Instruction ▸
Begin at the line that holds "Extract the chart's" and retype every line through the end of the material, both included. Leave out the pictures.
◇ ◇ ◇ ◇
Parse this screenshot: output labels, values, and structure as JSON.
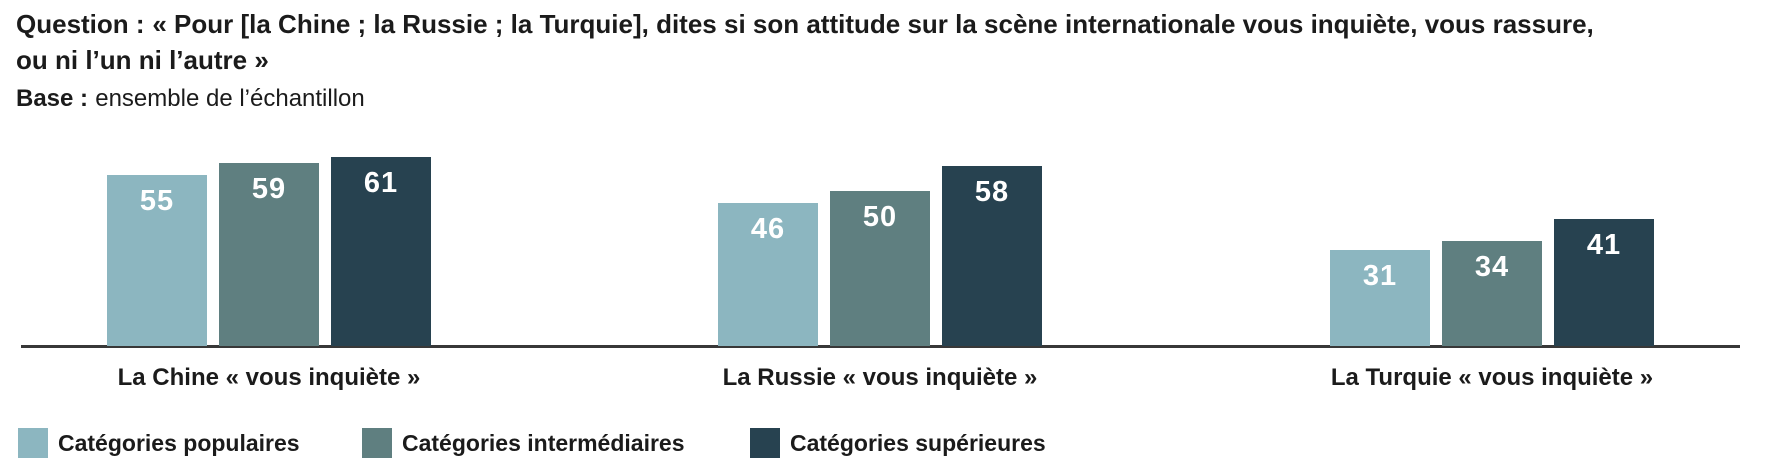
{
  "header": {
    "question_label": "Question :",
    "question_line1": "« Pour [la Chine ; la Russie ; la Turquie], dites si son attitude sur la scène internationale vous inquiète, vous rassure,",
    "question_line2": "ou ni l’un ni l’autre »",
    "base_label": "Base :",
    "base_text": "ensemble de l’échantillon"
  },
  "chart_data": {
    "type": "bar",
    "categories": [
      "La Chine « vous inquiète »",
      "La Russie « vous inquiète »",
      "La Turquie « vous inquiète »"
    ],
    "series": [
      {
        "name": "Catégories populaires",
        "color": "#8cb6c0",
        "values": [
          55,
          46,
          31
        ]
      },
      {
        "name": "Catégories intermédiaires",
        "color": "#5f7f80",
        "values": [
          59,
          50,
          34
        ]
      },
      {
        "name": "Catégories supérieures",
        "color": "#274250",
        "values": [
          61,
          58,
          41
        ]
      }
    ],
    "value_labels": "inside-top",
    "value_label_color": "#ffffff",
    "axis_color": "#383838",
    "text_color": "#1b1b1b",
    "ylim": [
      0,
      70
    ],
    "grid": false,
    "legend_position": "bottom",
    "title": "",
    "xlabel": "",
    "ylabel": ""
  }
}
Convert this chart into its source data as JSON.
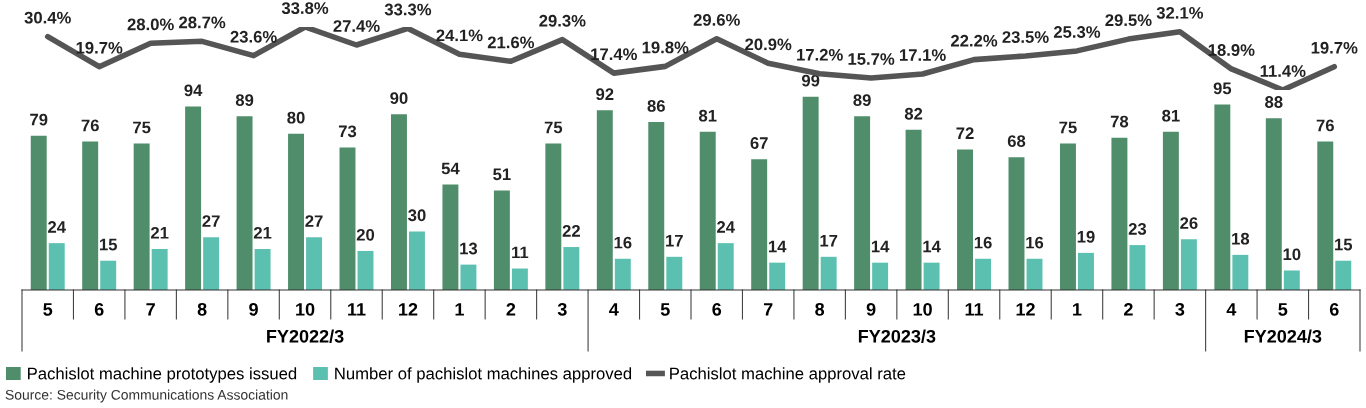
{
  "chart_data": [
    {
      "type": "bar",
      "categories": [
        "5",
        "6",
        "7",
        "8",
        "9",
        "10",
        "11",
        "12",
        "1",
        "2",
        "3",
        "4",
        "5",
        "6",
        "7",
        "8",
        "9",
        "10",
        "11",
        "12",
        "1",
        "2",
        "3",
        "4",
        "5",
        "6"
      ],
      "series": [
        {
          "name": "Pachislot machine prototypes issued",
          "color": "#4f8d6b",
          "values": [
            79,
            76,
            75,
            94,
            89,
            80,
            73,
            90,
            54,
            51,
            75,
            92,
            86,
            81,
            67,
            99,
            89,
            82,
            72,
            68,
            75,
            78,
            81,
            95,
            88,
            76
          ]
        },
        {
          "name": "Number of pachislot machines approved",
          "color": "#5cc0b1",
          "values": [
            24,
            15,
            21,
            27,
            21,
            27,
            20,
            30,
            13,
            11,
            22,
            16,
            17,
            24,
            14,
            17,
            14,
            14,
            16,
            16,
            19,
            23,
            26,
            18,
            10,
            15
          ]
        }
      ],
      "annotations": [
        "FY2022/3",
        "FY2023/3",
        "FY2024/3",
        "Source: Security Communications Association"
      ],
      "data_labels": true,
      "legend": "bottom",
      "grid": false
    },
    {
      "type": "line",
      "categories": [
        "5",
        "6",
        "7",
        "8",
        "9",
        "10",
        "11",
        "12",
        "1",
        "2",
        "3",
        "4",
        "5",
        "6",
        "7",
        "8",
        "9",
        "10",
        "11",
        "12",
        "1",
        "2",
        "3",
        "4",
        "5",
        "6"
      ],
      "series": [
        {
          "name": "Pachislot machine approval rate",
          "color": "#555555",
          "values": [
            30.4,
            19.7,
            28.0,
            28.7,
            23.6,
            33.8,
            27.4,
            33.3,
            24.1,
            21.6,
            29.3,
            17.4,
            19.8,
            29.6,
            20.9,
            17.2,
            15.7,
            17.1,
            22.2,
            23.5,
            25.3,
            29.5,
            32.1,
            18.9,
            11.4,
            19.7
          ],
          "value_labels": [
            "30.4%",
            "19.7%",
            "28.0%",
            "28.7%",
            "23.6%",
            "33.8%",
            "27.4%",
            "33.3%",
            "24.1%",
            "21.6%",
            "29.3%",
            "17.4%",
            "19.8%",
            "29.6%",
            "20.9%",
            "17.2%",
            "15.7%",
            "17.1%",
            "22.2%",
            "23.5%",
            "25.3%",
            "29.5%",
            "32.1%",
            "18.9%",
            "11.4%",
            "19.7%"
          ]
        }
      ],
      "tick_labels": false,
      "legend": "bottom",
      "grid": false,
      "marker": "none",
      "line_style": "solid"
    }
  ]
}
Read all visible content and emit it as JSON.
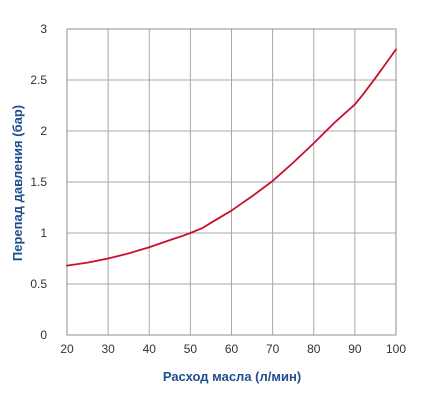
{
  "chart_data": {
    "type": "line",
    "title": "",
    "xlabel": "Расход масла (л/мин)",
    "ylabel": "Перепад давления (бар)",
    "xlim": [
      20,
      100
    ],
    "ylim": [
      0,
      3
    ],
    "xticks": [
      20,
      30,
      40,
      50,
      60,
      70,
      80,
      90,
      100
    ],
    "yticks": [
      0,
      0.5,
      1,
      1.5,
      2,
      2.5,
      3
    ],
    "grid": true,
    "legend": "none",
    "colors": {
      "line": "#c8102e",
      "axis_title": "#1f4e8c",
      "grid": "#a8a8a8"
    },
    "series": [
      {
        "x": [
          20,
          25,
          30,
          35,
          40,
          45,
          48,
          50,
          53,
          55,
          60,
          65,
          70,
          75,
          80,
          85,
          90,
          92,
          95,
          100
        ],
        "y": [
          0.68,
          0.71,
          0.75,
          0.8,
          0.86,
          0.93,
          0.97,
          1.0,
          1.05,
          1.1,
          1.22,
          1.36,
          1.51,
          1.69,
          1.88,
          2.08,
          2.26,
          2.36,
          2.52,
          2.8
        ]
      }
    ]
  }
}
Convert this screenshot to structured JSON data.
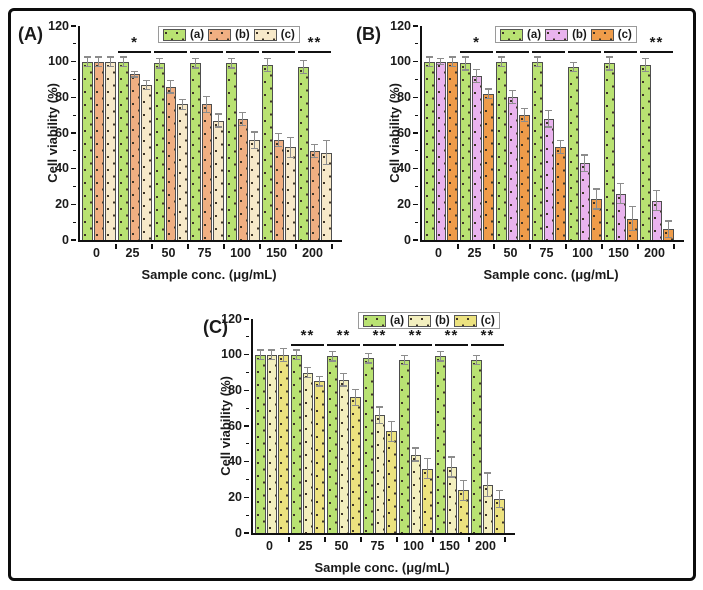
{
  "figure": {
    "background": "#ffffff",
    "border_color": "#0d0d0d",
    "axis_color": "#111111",
    "bar_outline_color": "#4e4e4e",
    "dot_pattern_color": "#3d3326",
    "error_bar_color": "#8c8c8c",
    "significance_line_level": 106
  },
  "chart_data": [
    {
      "type": "bar",
      "panel_label": "(A)",
      "xlabel": "Sample conc. (μg/mL)",
      "ylabel": "Cell viability (%)",
      "ylim": [
        0,
        120
      ],
      "yticks": [
        0,
        20,
        40,
        60,
        80,
        100,
        120
      ],
      "grid": false,
      "legend_position": "top",
      "categories": [
        "0",
        "25",
        "50",
        "75",
        "100",
        "150",
        "200"
      ],
      "series": [
        {
          "name": "(a)",
          "color": "#b9e272",
          "pattern": "dots",
          "values": [
            100,
            100,
            99,
            99,
            99,
            98,
            97
          ],
          "errors": [
            3,
            3,
            3,
            3,
            3,
            4,
            4
          ]
        },
        {
          "name": "(b)",
          "color": "#f0af82",
          "pattern": "dots",
          "values": [
            100,
            93,
            86,
            76,
            68,
            56,
            50
          ],
          "errors": [
            3,
            2,
            4,
            5,
            4,
            4,
            4
          ]
        },
        {
          "name": "(c)",
          "color": "#f7e9c9",
          "pattern": "dots",
          "values": [
            100,
            87,
            76,
            67,
            56,
            52,
            49
          ],
          "errors": [
            3,
            3,
            3,
            4,
            5,
            6,
            7
          ]
        }
      ],
      "significance": [
        "",
        "*",
        "*",
        "*",
        "**",
        "**",
        "**"
      ]
    },
    {
      "type": "bar",
      "panel_label": "(B)",
      "xlabel": "Sample conc. (μg/mL)",
      "ylabel": "Cell viability (%)",
      "ylim": [
        0,
        120
      ],
      "yticks": [
        0,
        20,
        40,
        60,
        80,
        100,
        120
      ],
      "grid": false,
      "legend_position": "top",
      "categories": [
        "0",
        "25",
        "50",
        "75",
        "100",
        "150",
        "200"
      ],
      "series": [
        {
          "name": "(a)",
          "color": "#b9e272",
          "pattern": "dots",
          "values": [
            100,
            99,
            100,
            100,
            97,
            99,
            98
          ],
          "errors": [
            3,
            4,
            3,
            3,
            3,
            4,
            4
          ]
        },
        {
          "name": "(b)",
          "color": "#e9b3ee",
          "pattern": "dots",
          "values": [
            100,
            92,
            80,
            68,
            43,
            26,
            22
          ],
          "errors": [
            2,
            4,
            4,
            5,
            5,
            6,
            6
          ]
        },
        {
          "name": "(c)",
          "color": "#ef9c4a",
          "pattern": "dots",
          "values": [
            100,
            82,
            70,
            52,
            23,
            12,
            6
          ],
          "errors": [
            3,
            3,
            4,
            4,
            6,
            7,
            5
          ]
        }
      ],
      "significance": [
        "",
        "*",
        "*",
        "**",
        "**",
        "**",
        "**"
      ]
    },
    {
      "type": "bar",
      "panel_label": "(C)",
      "xlabel": "Sample conc. (μg/mL)",
      "ylabel": "Cell viability (%)",
      "ylim": [
        0,
        120
      ],
      "yticks": [
        0,
        20,
        40,
        60,
        80,
        100,
        120
      ],
      "grid": false,
      "legend_position": "top",
      "categories": [
        "0",
        "25",
        "50",
        "75",
        "100",
        "150",
        "200"
      ],
      "series": [
        {
          "name": "(a)",
          "color": "#b9e272",
          "pattern": "dots",
          "values": [
            100,
            100,
            99,
            98,
            97,
            99,
            97
          ],
          "errors": [
            3,
            3,
            3,
            3,
            3,
            3,
            3
          ]
        },
        {
          "name": "(b)",
          "color": "#f3efbe",
          "pattern": "dots",
          "values": [
            100,
            90,
            86,
            66,
            44,
            37,
            27
          ],
          "errors": [
            3,
            3,
            4,
            5,
            4,
            6,
            7
          ]
        },
        {
          "name": "(c)",
          "color": "#ece27f",
          "pattern": "dots",
          "values": [
            100,
            85,
            76,
            57,
            36,
            24,
            19
          ],
          "errors": [
            4,
            3,
            5,
            6,
            6,
            6,
            5
          ]
        }
      ],
      "significance": [
        "",
        "**",
        "**",
        "**",
        "**",
        "**",
        "**"
      ]
    }
  ]
}
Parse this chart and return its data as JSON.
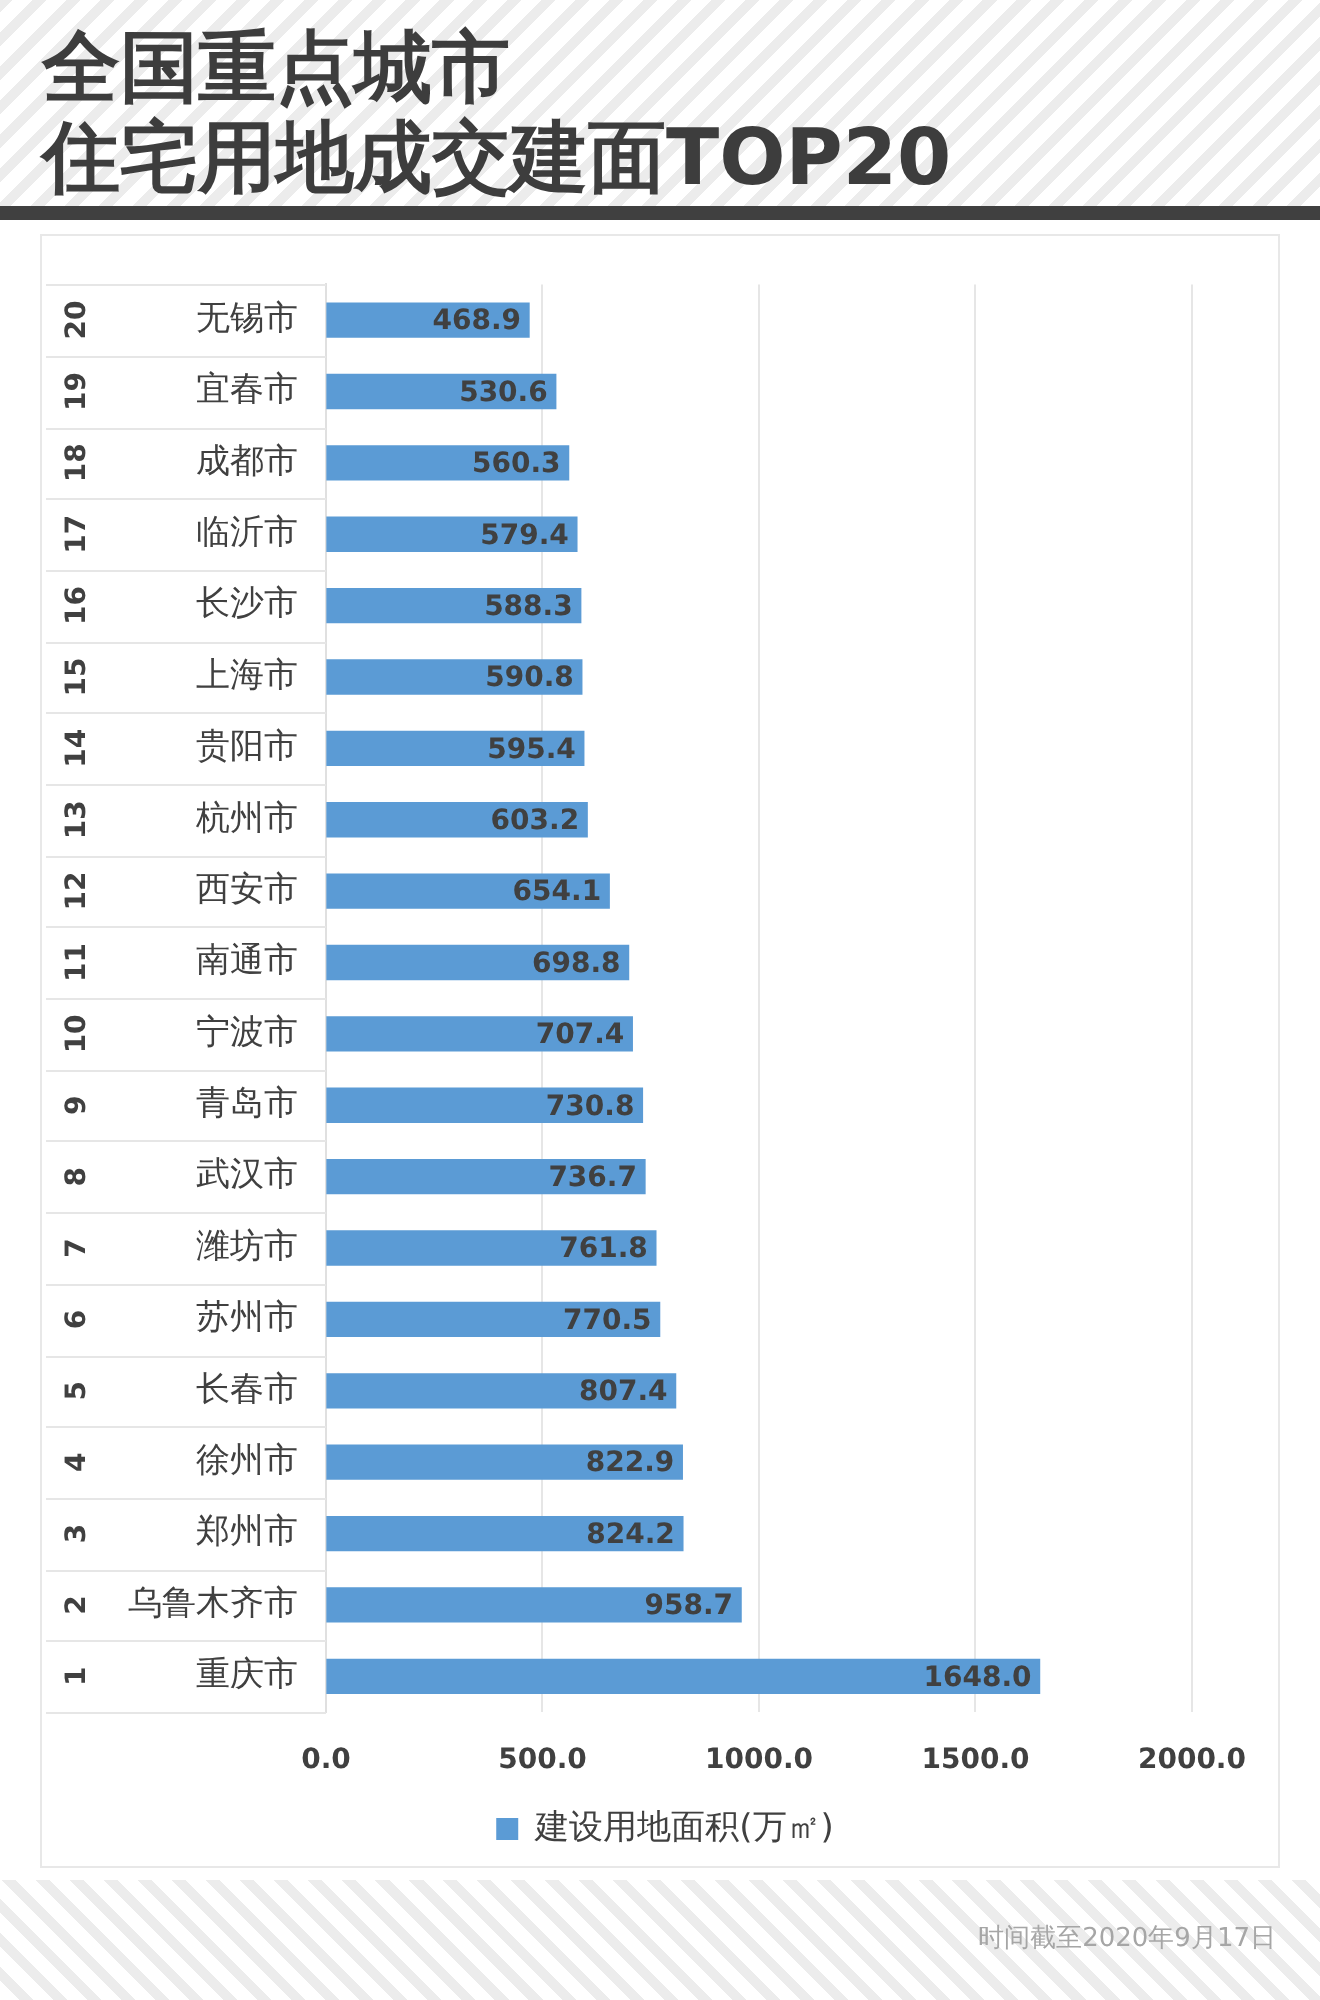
{
  "chart_data": {
    "type": "bar",
    "orientation": "horizontal",
    "title": "全国重点城市",
    "subtitle": "住宅用地成交建面TOP20",
    "categories": [
      "无锡市",
      "宜春市",
      "成都市",
      "临沂市",
      "长沙市",
      "上海市",
      "贵阳市",
      "杭州市",
      "西安市",
      "南通市",
      "宁波市",
      "青岛市",
      "武汉市",
      "潍坊市",
      "苏州市",
      "长春市",
      "徐州市",
      "郑州市",
      "乌鲁木齐市",
      "重庆市"
    ],
    "series": [
      {
        "name": "建设用地面积(万㎡)",
        "color": "#5b9bd5",
        "values": [
          468.9,
          530.6,
          560.3,
          579.4,
          588.3,
          590.8,
          595.4,
          603.2,
          654.1,
          698.8,
          707.4,
          730.8,
          736.7,
          761.8,
          770.5,
          807.4,
          822.9,
          824.2,
          958.7,
          1648.0
        ],
        "value_labels": [
          "468.9",
          "530.6",
          "560.3",
          "579.4",
          "588.3",
          "590.8",
          "595.4",
          "603.2",
          "654.1",
          "698.8",
          "707.4",
          "730.8",
          "736.7",
          "761.8",
          "770.5",
          "807.4",
          "822.9",
          "824.2",
          "958.7",
          "1648.0"
        ]
      }
    ],
    "xlim": [
      0,
      2000
    ],
    "xticks": [
      {
        "value": 0,
        "label": "0.0"
      },
      {
        "value": 500,
        "label": "500.0"
      },
      {
        "value": 1000,
        "label": "1000.0"
      },
      {
        "value": 1500,
        "label": "1500.0"
      },
      {
        "value": 2000,
        "label": "2000.0"
      }
    ],
    "grid": "x",
    "legend": "bottom",
    "annotations": [
      "20",
      "19",
      "18",
      "17",
      "16",
      "15",
      "14",
      "13",
      "12",
      "11",
      "10",
      "9",
      "8",
      "7",
      "6",
      "5",
      "4",
      "3",
      "2",
      "1",
      "时间截至2020年9月17日"
    ]
  }
}
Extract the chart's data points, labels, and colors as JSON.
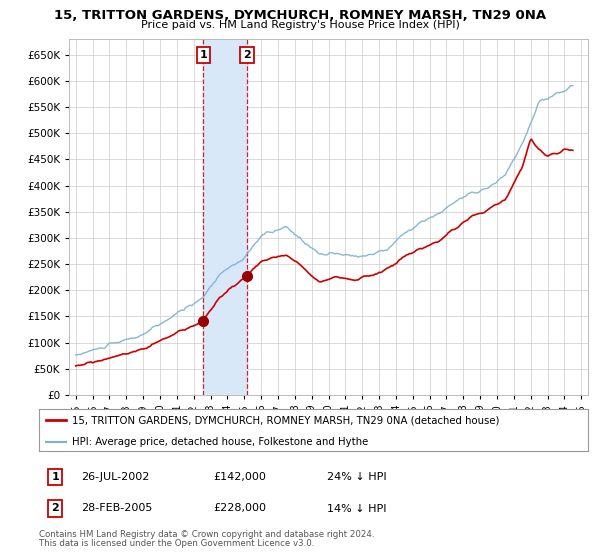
{
  "title": "15, TRITTON GARDENS, DYMCHURCH, ROMNEY MARSH, TN29 0NA",
  "subtitle": "Price paid vs. HM Land Registry's House Price Index (HPI)",
  "legend_line1": "15, TRITTON GARDENS, DYMCHURCH, ROMNEY MARSH, TN29 0NA (detached house)",
  "legend_line2": "HPI: Average price, detached house, Folkestone and Hythe",
  "sale1_label": "1",
  "sale1_date": "26-JUL-2002",
  "sale1_price": "£142,000",
  "sale1_hpi": "24% ↓ HPI",
  "sale2_label": "2",
  "sale2_date": "28-FEB-2005",
  "sale2_price": "£228,000",
  "sale2_hpi": "14% ↓ HPI",
  "footer1": "Contains HM Land Registry data © Crown copyright and database right 2024.",
  "footer2": "This data is licensed under the Open Government Licence v3.0.",
  "price_color": "#cc0000",
  "hpi_color": "#7bafd4",
  "highlight_color": "#d8e8f8",
  "background_color": "#ffffff",
  "grid_color": "#cccccc",
  "ylim": [
    0,
    680000
  ],
  "yticks": [
    0,
    50000,
    100000,
    150000,
    200000,
    250000,
    300000,
    350000,
    400000,
    450000,
    500000,
    550000,
    600000,
    650000
  ],
  "sale1_year": 2002.58,
  "sale2_year": 2005.16,
  "xmin": 1994.6,
  "xmax": 2025.4
}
◇ ◇ ◇ ◇
Correct result ▸
Extract the chart's data points, labels, and colors as JSON.
{
  "title": "15, TRITTON GARDENS, DYMCHURCH, ROMNEY MARSH, TN29 0NA",
  "subtitle": "Price paid vs. HM Land Registry's House Price Index (HPI)",
  "legend_line1": "15, TRITTON GARDENS, DYMCHURCH, ROMNEY MARSH, TN29 0NA (detached house)",
  "legend_line2": "HPI: Average price, detached house, Folkestone and Hythe",
  "sale1_label": "1",
  "sale1_date": "26-JUL-2002",
  "sale1_price": "£142,000",
  "sale1_hpi": "24% ↓ HPI",
  "sale2_label": "2",
  "sale2_date": "28-FEB-2005",
  "sale2_price": "£228,000",
  "sale2_hpi": "14% ↓ HPI",
  "footer1": "Contains HM Land Registry data © Crown copyright and database right 2024.",
  "footer2": "This data is licensed under the Open Government Licence v3.0.",
  "price_color": "#cc0000",
  "hpi_color": "#7bafd4",
  "highlight_color": "#d8e8f8",
  "background_color": "#ffffff",
  "grid_color": "#cccccc",
  "ylim": [
    0,
    680000
  ],
  "yticks": [
    0,
    50000,
    100000,
    150000,
    200000,
    250000,
    300000,
    350000,
    400000,
    450000,
    500000,
    550000,
    600000,
    650000
  ],
  "sale1_year": 2002.58,
  "sale2_year": 2005.16,
  "xmin": 1994.6,
  "xmax": 2025.4
}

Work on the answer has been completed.